_ACTIVITY A_
Could you echo the awards-ceremony live blog from "Loach makes a" down to "of economic hardship."?
_ACTIVITY B_
Answer these from the awards-ceremony live blog:
(i) Which director won the best director award, and for which film?
(ii) Which film received the Camera d'Or?
(iii) Who served as mistress of ceremonies?
_ACTIVITY C_
How would the awards-ceremony live blog go on? Write the next part, starting after its last sentence.

1739 GMT: Best director award, presented by Tim Roth, is won by Mexican director Carlos Reygadas for "Post Tenebras Lux", a family drama heralded for its surreal touches, which drew comparisons with Luis Bunuel.
1735 GMT: The Best screenplay award goes to "Beyond the Hills", by Romanian director Cristian Mungiu. He won the 2007 Palme d'Or for his abortion drama "4 months, 3 weeks and 2 days". This time it's a true story about a deadly exorcism.
1735 GMT: Chairman of the jury veteran Italian filmmaker Nanni Moretti is joined on stage by members of his jury including US director Alexander Payne, French designer Jean-Paul Gaultier, British actor Ewan McGregor.
1734 GMT: "The Angel's Share" is a bittersweet comedy set in Glasgow, about four offenders sentenced to community service who decide that stealing a cask of priceless, rare whisky could be their ticket to a better life.
Loach makes a valiant effort speaking faltering French at the start of his acceptance speech. Says he would "like us to send our solidarity" to those facing austerity measures in the face of economic hardship.
1731 GMT: Next is the Jury Prize -- the third prize in the competition -- and it goes to "The Angel's Share", by veteran British director Ken Loach. It's his 11th film in the competition and the only British film in this year's line-up.
1728 GMT: The Camera d'Or is presented by Spanish film director Carlos Saura and French actress Ludivine Sagnier. It goes to "Beasts Of The Southern Wild" directed by US director Benh Zeitlin, who receives the award to rapturous applause and seems briefly lost for words before accepting. He called it an "award for courage and faith".
1724 GMT: Kylie presents the Short Film Palme d'Or, to Turkey's L. Rezan Yesilbas for "Sessiz-Be Deng" (Silent).
1719 GMT: Kylie Minogue up now...
1717 GMT: "The Artist" star Bérénice Bejo, mistress of ceremonies, arrives on stage and the awards begin. She makes a few pleasant opening comments, ending "nothing can stop cinema, and certainly not the rain".
1713 GMT: The cast of Claude Miller's "Therese Desqueyroux" arrive en masse, notably Gilles Lellouche, Audrey Tatou, and Anaïs Desmoutier. Miller's last film before he died, it was aptly the closing film of the festival.
Audrey Tautou's immaculate crimped hair and gold dress are protected from the rain by a huge umbrella as she heads inside the auditorium.

Stored data:
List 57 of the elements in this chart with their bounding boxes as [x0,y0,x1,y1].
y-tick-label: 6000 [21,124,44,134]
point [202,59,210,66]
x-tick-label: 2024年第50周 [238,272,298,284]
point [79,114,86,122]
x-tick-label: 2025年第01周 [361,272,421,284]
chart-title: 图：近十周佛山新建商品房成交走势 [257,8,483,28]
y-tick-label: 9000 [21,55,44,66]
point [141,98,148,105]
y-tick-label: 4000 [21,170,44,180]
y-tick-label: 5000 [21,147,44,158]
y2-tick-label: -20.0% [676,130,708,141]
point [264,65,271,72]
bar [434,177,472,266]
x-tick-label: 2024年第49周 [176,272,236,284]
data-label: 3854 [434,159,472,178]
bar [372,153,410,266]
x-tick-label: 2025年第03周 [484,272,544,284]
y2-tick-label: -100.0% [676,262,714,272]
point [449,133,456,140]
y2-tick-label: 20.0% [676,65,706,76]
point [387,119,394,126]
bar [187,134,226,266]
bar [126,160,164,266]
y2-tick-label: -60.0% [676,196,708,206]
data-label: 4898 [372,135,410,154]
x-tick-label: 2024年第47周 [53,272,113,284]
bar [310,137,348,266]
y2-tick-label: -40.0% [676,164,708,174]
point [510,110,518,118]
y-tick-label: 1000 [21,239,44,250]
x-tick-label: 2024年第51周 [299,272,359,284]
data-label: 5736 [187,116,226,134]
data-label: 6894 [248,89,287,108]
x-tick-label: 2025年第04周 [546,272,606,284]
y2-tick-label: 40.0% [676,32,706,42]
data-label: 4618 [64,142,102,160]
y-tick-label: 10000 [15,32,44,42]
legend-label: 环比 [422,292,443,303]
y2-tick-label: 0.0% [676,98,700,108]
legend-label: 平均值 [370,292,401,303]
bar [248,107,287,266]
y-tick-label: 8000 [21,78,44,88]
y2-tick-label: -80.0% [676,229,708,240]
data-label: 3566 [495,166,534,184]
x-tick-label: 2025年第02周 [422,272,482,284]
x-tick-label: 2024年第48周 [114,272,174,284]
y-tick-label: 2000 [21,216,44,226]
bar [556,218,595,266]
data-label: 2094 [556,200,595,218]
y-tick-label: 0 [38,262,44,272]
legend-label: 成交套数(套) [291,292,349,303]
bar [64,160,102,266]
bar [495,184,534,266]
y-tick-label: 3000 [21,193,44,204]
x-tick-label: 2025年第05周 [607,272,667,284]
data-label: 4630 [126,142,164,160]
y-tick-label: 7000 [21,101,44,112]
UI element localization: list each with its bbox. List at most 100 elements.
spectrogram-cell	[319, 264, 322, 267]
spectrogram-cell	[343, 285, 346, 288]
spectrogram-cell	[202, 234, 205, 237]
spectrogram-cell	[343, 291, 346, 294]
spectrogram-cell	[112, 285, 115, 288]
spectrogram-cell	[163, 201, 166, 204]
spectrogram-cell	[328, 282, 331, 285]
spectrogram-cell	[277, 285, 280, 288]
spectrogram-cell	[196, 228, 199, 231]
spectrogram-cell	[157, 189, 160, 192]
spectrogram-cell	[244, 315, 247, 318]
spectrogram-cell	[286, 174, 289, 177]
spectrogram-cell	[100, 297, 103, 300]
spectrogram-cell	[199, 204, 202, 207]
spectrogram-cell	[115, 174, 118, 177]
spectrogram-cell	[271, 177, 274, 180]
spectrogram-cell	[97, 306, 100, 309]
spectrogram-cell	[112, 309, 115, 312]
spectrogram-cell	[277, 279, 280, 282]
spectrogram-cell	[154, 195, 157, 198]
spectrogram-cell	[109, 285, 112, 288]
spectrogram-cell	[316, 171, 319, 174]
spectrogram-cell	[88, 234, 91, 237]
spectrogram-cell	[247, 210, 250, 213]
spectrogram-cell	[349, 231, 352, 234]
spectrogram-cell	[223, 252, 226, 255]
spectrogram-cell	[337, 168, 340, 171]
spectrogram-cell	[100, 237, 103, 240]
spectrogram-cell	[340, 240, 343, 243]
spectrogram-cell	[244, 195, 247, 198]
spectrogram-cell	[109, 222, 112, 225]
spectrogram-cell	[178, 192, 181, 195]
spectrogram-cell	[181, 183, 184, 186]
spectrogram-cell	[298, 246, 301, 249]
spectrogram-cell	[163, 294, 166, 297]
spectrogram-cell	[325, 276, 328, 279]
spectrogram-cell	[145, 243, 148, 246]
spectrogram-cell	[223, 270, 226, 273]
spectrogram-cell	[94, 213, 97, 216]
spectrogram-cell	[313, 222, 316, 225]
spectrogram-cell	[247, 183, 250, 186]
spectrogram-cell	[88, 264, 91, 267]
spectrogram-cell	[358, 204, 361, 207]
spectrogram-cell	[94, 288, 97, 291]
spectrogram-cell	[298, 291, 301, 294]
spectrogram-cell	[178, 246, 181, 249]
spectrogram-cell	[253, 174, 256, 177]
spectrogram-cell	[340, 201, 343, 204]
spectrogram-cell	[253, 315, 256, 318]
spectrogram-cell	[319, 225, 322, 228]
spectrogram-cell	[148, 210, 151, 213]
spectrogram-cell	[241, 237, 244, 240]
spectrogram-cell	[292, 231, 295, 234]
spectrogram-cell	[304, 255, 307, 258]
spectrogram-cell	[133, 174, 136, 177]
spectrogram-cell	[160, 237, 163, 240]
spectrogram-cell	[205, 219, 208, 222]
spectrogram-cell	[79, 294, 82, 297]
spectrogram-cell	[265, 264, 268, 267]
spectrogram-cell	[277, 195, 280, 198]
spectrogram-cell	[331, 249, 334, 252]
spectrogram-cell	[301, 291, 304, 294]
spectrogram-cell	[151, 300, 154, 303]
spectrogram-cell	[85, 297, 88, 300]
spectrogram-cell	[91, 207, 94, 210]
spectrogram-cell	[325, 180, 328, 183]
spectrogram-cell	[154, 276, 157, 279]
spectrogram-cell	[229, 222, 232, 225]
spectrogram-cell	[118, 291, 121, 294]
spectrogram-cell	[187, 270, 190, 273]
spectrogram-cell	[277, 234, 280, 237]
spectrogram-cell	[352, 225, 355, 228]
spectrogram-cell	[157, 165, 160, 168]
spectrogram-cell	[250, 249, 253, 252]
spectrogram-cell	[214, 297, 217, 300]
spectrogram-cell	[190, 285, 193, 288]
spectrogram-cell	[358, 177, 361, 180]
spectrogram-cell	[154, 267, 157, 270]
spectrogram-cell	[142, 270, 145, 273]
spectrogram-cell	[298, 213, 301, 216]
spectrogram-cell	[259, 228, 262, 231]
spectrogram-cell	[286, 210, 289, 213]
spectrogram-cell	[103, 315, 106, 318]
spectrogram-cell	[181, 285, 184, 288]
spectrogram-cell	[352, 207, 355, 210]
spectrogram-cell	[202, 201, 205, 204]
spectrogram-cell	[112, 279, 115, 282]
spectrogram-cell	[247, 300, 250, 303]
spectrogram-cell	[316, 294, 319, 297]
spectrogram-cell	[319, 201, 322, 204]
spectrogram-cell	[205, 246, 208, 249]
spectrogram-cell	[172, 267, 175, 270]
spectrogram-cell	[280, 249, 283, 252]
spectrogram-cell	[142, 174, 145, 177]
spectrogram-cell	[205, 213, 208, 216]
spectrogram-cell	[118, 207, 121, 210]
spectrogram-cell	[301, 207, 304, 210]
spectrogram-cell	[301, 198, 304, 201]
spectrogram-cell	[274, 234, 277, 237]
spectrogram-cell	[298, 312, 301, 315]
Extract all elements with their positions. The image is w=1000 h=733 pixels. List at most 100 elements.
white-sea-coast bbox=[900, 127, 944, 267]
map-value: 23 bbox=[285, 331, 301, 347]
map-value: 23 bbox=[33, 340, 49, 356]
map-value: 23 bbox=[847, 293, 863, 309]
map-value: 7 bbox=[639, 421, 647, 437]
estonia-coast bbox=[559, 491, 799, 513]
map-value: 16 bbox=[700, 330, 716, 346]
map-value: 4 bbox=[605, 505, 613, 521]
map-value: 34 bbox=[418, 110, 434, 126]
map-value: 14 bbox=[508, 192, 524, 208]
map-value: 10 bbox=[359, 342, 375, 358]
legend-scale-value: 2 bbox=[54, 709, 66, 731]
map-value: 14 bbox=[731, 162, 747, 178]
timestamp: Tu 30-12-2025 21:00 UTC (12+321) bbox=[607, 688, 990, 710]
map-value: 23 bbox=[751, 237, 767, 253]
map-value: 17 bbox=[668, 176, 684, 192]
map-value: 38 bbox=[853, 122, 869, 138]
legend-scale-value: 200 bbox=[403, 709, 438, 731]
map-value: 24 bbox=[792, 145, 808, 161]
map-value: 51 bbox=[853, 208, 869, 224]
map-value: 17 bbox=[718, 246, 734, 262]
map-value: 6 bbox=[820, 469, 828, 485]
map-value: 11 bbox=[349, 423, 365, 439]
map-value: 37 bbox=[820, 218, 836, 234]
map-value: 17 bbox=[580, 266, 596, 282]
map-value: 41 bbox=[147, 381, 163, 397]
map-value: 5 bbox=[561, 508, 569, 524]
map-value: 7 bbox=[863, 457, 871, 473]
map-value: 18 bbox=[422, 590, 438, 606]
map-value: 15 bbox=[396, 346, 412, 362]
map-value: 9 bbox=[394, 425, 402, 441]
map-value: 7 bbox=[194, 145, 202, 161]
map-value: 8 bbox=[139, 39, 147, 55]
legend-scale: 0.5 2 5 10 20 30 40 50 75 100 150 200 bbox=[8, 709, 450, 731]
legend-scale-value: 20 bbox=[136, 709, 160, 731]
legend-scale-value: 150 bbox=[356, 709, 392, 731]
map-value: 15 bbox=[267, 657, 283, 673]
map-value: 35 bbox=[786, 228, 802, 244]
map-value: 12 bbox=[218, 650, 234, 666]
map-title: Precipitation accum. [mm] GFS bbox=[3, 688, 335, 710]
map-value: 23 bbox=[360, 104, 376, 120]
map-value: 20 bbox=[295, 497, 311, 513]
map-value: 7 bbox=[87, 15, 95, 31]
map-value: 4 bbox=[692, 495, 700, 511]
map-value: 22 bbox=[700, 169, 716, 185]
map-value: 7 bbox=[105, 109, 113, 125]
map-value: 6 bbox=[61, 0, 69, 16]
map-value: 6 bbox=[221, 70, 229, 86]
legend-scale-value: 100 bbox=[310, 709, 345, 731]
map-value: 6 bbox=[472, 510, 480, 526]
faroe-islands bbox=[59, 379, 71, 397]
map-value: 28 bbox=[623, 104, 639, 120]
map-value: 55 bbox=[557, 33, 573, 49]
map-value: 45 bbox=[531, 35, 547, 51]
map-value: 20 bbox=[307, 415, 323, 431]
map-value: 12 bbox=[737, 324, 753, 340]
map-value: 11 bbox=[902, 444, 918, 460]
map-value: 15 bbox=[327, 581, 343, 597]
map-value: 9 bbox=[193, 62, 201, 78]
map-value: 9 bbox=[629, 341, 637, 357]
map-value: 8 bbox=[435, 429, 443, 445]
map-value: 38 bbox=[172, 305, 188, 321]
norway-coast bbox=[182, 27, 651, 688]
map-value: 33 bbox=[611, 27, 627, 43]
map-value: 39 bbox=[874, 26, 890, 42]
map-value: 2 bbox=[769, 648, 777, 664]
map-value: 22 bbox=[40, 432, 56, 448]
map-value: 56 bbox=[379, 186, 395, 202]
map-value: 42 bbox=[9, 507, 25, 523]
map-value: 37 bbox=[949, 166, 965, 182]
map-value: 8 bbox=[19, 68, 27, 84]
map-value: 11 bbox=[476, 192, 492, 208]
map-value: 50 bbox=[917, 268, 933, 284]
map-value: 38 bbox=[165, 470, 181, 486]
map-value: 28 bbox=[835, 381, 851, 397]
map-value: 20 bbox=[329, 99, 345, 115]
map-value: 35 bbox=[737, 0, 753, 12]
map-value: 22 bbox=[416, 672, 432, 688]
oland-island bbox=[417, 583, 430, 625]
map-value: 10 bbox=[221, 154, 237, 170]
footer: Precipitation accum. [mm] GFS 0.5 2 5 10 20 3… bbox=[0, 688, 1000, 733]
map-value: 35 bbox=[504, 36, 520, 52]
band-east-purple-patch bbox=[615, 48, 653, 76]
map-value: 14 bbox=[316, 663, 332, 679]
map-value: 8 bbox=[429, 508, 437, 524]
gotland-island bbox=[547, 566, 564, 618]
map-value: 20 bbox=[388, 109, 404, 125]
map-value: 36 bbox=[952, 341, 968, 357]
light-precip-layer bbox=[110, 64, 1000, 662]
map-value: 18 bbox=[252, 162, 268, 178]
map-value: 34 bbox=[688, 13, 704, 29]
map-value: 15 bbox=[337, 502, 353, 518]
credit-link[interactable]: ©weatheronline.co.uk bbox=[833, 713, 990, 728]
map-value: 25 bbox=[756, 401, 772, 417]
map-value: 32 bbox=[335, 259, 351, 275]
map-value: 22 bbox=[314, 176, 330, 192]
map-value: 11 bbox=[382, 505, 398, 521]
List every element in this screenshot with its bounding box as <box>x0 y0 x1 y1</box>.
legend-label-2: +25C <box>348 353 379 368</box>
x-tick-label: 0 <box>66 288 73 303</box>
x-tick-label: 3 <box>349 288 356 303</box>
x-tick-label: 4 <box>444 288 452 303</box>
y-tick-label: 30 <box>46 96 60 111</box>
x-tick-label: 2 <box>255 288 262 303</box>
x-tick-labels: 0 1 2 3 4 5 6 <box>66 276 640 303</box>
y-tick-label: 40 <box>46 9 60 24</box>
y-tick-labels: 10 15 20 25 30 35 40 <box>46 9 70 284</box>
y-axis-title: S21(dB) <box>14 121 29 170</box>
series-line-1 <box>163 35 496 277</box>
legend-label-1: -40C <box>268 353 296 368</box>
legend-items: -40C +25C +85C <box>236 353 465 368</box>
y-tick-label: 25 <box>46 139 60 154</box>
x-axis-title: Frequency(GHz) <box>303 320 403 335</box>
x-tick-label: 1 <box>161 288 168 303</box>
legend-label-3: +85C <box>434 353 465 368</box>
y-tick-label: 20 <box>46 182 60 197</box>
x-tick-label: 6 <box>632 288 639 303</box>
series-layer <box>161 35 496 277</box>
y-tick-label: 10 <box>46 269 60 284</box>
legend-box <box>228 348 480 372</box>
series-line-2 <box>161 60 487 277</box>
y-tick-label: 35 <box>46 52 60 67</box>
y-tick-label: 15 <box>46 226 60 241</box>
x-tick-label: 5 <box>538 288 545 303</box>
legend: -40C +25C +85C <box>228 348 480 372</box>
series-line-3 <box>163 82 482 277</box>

_RESPONSE A_
Loach makes a valiant effort speaking faltering French at the start of his acceptance speech. Says he would "like us to send our solidarity" to those facing austerity measures in the face of economic hardship.

_RESPONSE B_
(i) Carlos Reygadas, for "Post Tenebras Lux"
(ii) "Beasts Of The Southern Wild", directed by Benh Zeitlin
(iii) Bérénice Bejo

_RESPONSE C_
1706 GMT: Kylie Minogue is on the croisette. She features in a bit part as a suicidal singing air hostess in "Holy Motors", by French comeback director Leos Carax. If you think that sounds weird, you'd be right.
1659 GMT: Mads Mikkelsen soaked for the second time in a week, adds Cole. Mikkelsen is tipped as a possible for this year's best actor for his role as a man falsely accused of molesting a child in "The Hunt", a thriller by Denmark's Thomas Vinterberg.
1654 GMT: Crowd goes wild as last year's best actor winner Jean Dujardin ("The Artist") arrives on red carpet, tweets AFP's Deborah Cole#Cannes.
1650 GMT: With the award ceremony less than an hour away, there is no clear-cut winner for the top prize, the Palme d'Or, out of the 22 films in the mix.
Austrian director Michael Haneke looks like a strong contender though for his wrenching tale of love and mortality, "Amour".
16:40 GMT: Forget sun-drenched French Riviera glamour. It is bucketing it down in Cannes. Guests are arriving armed with umbrellas against a backdrop of storms and dark clouds. It's been raining for two hours, reports AFP's Laurence Coustal. The red carpet is littered with umbrellas, beautiful dresses adorned with plastic bags covering well-coiffed heads.
Welcome to AFP's live report on the final night of the Cannes film festival. We'll be bringing you all the glitz and glamour from the red carpet on the French Riviera and following the award ceremony to reveal who will take home the coveted Palme d'Or in this 65th anniversary year.